[Dataset entries]
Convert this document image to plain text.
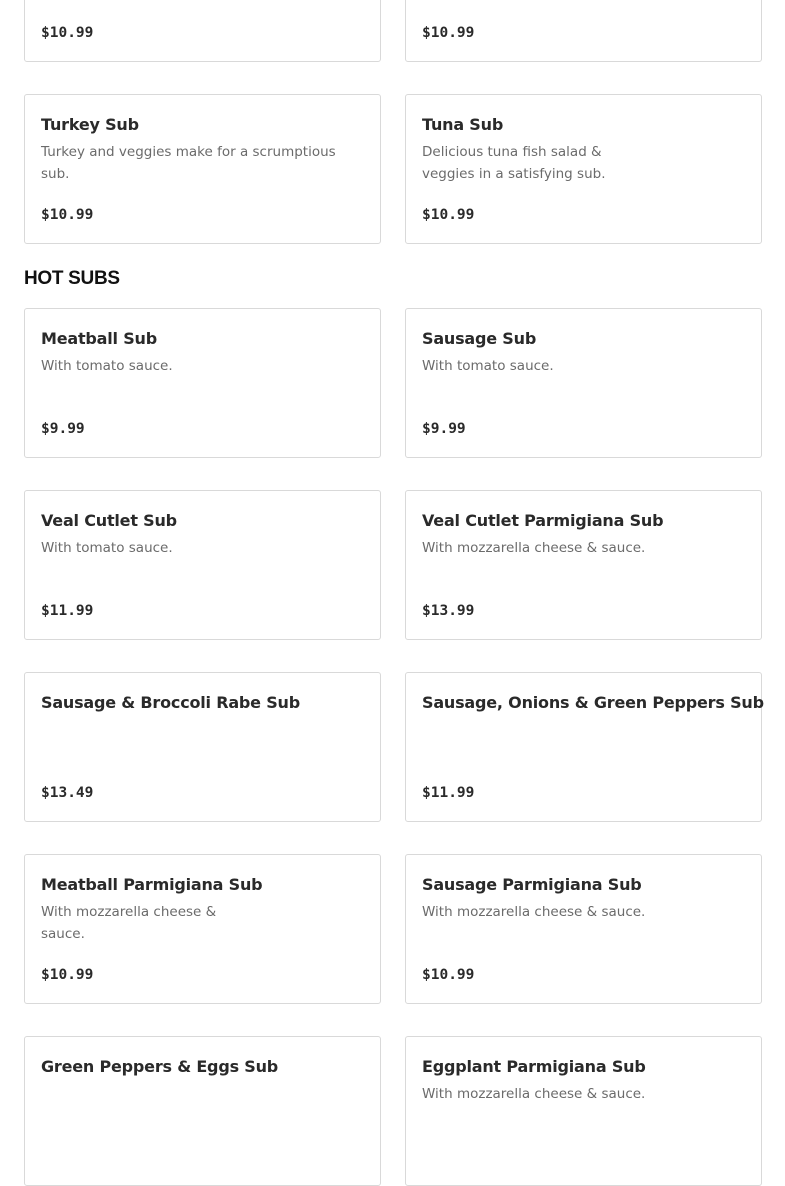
$10.99	$10.99
Turkey Sub
Turkey and veggies make for a scrumptious sub.
$10.99
Tuna Sub
Delicious tuna fish salad & veggies in a satisfying sub.
$10.99
HOT SUBS
Meatball Sub
With tomato sauce.
$9.99
Sausage Sub
With tomato sauce.
$9.99
Veal Cutlet Sub
With tomato sauce.
$11.99
Veal Cutlet Parmigiana Sub
With mozzarella cheese & sauce.
$13.99
Sausage & Broccoli Rabe Sub
$13.49
Sausage, Onions & Green Peppers Sub
$11.99
Meatball Parmigiana Sub
With mozzarella cheese & sauce.
$10.99
Sausage Parmigiana Sub
With mozzarella cheese & sauce.
$10.99
Green Peppers & Eggs Sub	Eggplant Parmigiana Sub
With mozzarella cheese & sauce.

- [EXERCISE DESCRIPTION]:
Omit the pictures, and quote the material above exactly as given.

- [SOLUTION FOR THIS EXERCISE]:
Convert this document image to plain text.
$10.99	$10.99
Turkey Sub
Turkey and veggies make for a scrumptious sub.
$10.99
Tuna Sub
Delicious tuna fish salad & veggies in a satisfying sub.
$10.99
HOT SUBS
Meatball Sub
With tomato sauce.
$9.99
Sausage Sub
With tomato sauce.
$9.99
Veal Cutlet Sub
With tomato sauce.
$11.99
Veal Cutlet Parmigiana Sub
With mozzarella cheese & sauce.
$13.99
Sausage & Broccoli Rabe Sub
$13.49
Sausage, Onions & Green Peppers Sub
$11.99
Meatball Parmigiana Sub
With mozzarella cheese & sauce.
$10.99
Sausage Parmigiana Sub
With mozzarella cheese & sauce.
$10.99
Green Peppers & Eggs Sub	Eggplant Parmigiana Sub
With mozzarella cheese & sauce.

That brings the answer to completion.